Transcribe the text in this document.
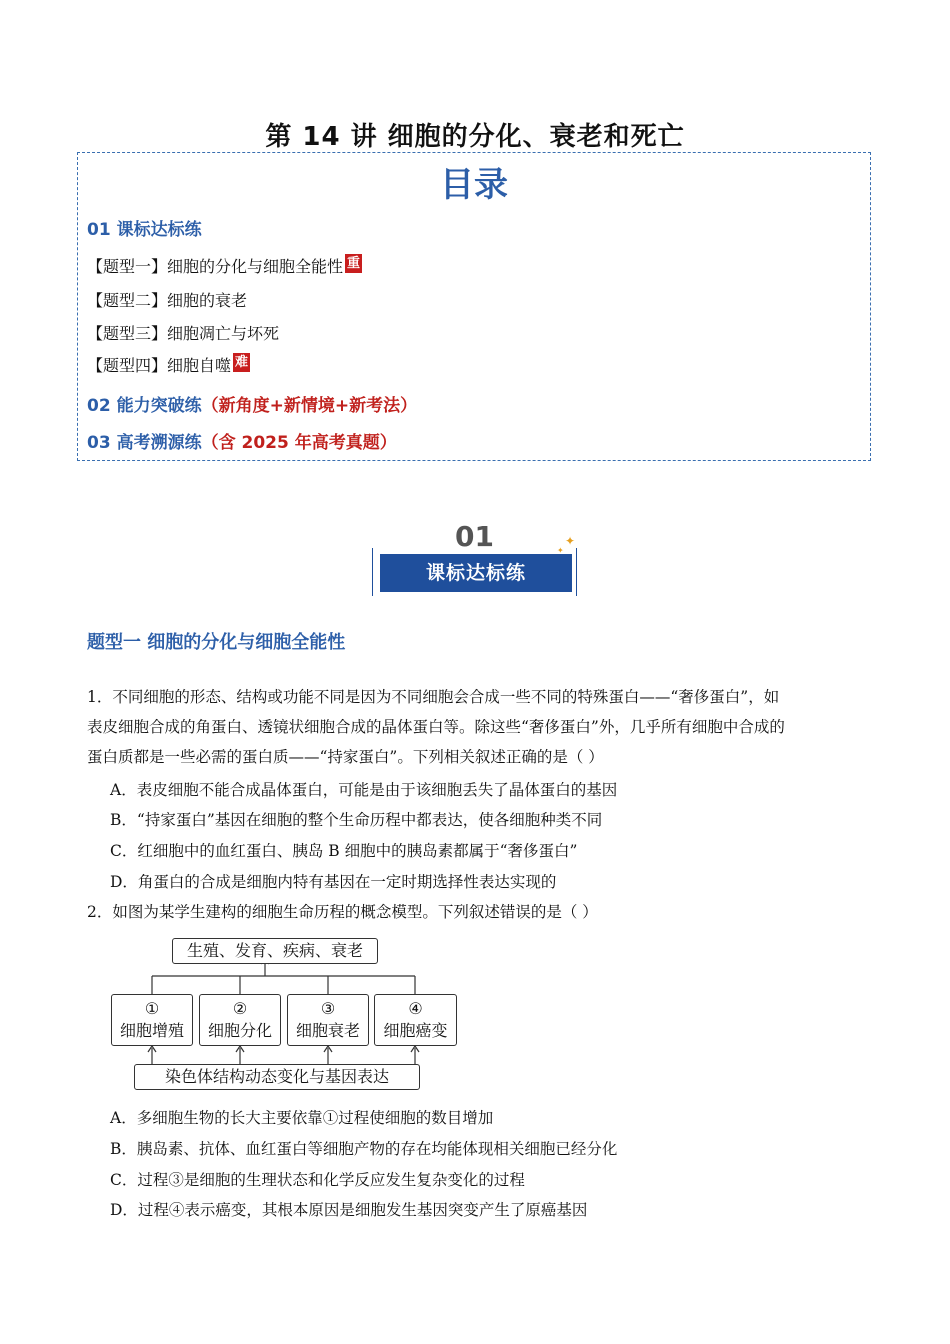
第 14 讲 细胞的分化、衰老和死亡
目录
01 课标达标练
【题型一】细胞的分化与细胞全能性 重
【题型二】细胞的衰老
【题型三】细胞凋亡与坏死
【题型四】细胞自噬 难
02 能力突破练（新角度+新情境+新考法）
03 高考溯源练（含 2025 年高考真题）
01
课标达标练
✦
✦
题型一 细胞的分化与细胞全能性
1．不同细胞的形态、结构或功能不同是因为不同细胞会合成一些不同的特殊蛋白——“奢侈蛋白”，如
表皮细胞合成的角蛋白、透镜状细胞合成的晶体蛋白等。除这些“奢侈蛋白”外，几乎所有细胞中合成的
蛋白质都是一些必需的蛋白质——“持家蛋白”。下列相关叙述正确的是（ ）
A．表皮细胞不能合成晶体蛋白，可能是由于该细胞丢失了晶体蛋白的基因
B．“持家蛋白”基因在细胞的整个生命历程中都表达，使各细胞种类不同
C．红细胞中的血红蛋白、胰岛 B 细胞中的胰岛素都属于“奢侈蛋白”
D．角蛋白的合成是细胞内特有基因在一定时期选择性表达实现的
2．如图为某学生建构的细胞生命历程的概念模型。下列叙述错误的是（ ）
生殖、发育、疾病、衰老
①
细胞增殖
②
细胞分化
③
细胞衰老
④
细胞癌变
染色体结构动态变化与基因表达
A．多细胞生物的长大主要依靠①过程使细胞的数目增加
B．胰岛素、抗体、血红蛋白等细胞产物的存在均能体现相关细胞已经分化
C．过程③是细胞的生理状态和化学反应发生复杂变化的过程
D．过程④表示癌变，其根本原因是细胞发生基因突变产生了原癌基因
* * * *
Stated task = Leave out every picture and copy the rest of the records exactly.

Solution for this problem =
Transcribe the text in this document.
第 14 讲 细胞的分化、衰老和死亡
目录
01 课标达标练
【题型一】细胞的分化与细胞全能性 重
【题型二】细胞的衰老
【题型三】细胞凋亡与坏死
【题型四】细胞自噬 难
02 能力突破练（新角度+新情境+新考法）
03 高考溯源练（含 2025 年高考真题）
01
课标达标练
✦
✦
题型一 细胞的分化与细胞全能性
1．不同细胞的形态、结构或功能不同是因为不同细胞会合成一些不同的特殊蛋白——“奢侈蛋白”，如
表皮细胞合成的角蛋白、透镜状细胞合成的晶体蛋白等。除这些“奢侈蛋白”外，几乎所有细胞中合成的
蛋白质都是一些必需的蛋白质——“持家蛋白”。下列相关叙述正确的是（ ）
A．表皮细胞不能合成晶体蛋白，可能是由于该细胞丢失了晶体蛋白的基因
B．“持家蛋白”基因在细胞的整个生命历程中都表达，使各细胞种类不同
C．红细胞中的血红蛋白、胰岛 B 细胞中的胰岛素都属于“奢侈蛋白”
D．角蛋白的合成是细胞内特有基因在一定时期选择性表达实现的
2．如图为某学生建构的细胞生命历程的概念模型。下列叙述错误的是（ ）
生殖、发育、疾病、衰老
①
细胞增殖
②
细胞分化
③
细胞衰老
④
细胞癌变
染色体结构动态变化与基因表达
A．多细胞生物的长大主要依靠①过程使细胞的数目增加
B．胰岛素、抗体、血红蛋白等细胞产物的存在均能体现相关细胞已经分化
C．过程③是细胞的生理状态和化学反应发生复杂变化的过程
D．过程④表示癌变，其根本原因是细胞发生基因突变产生了原癌基因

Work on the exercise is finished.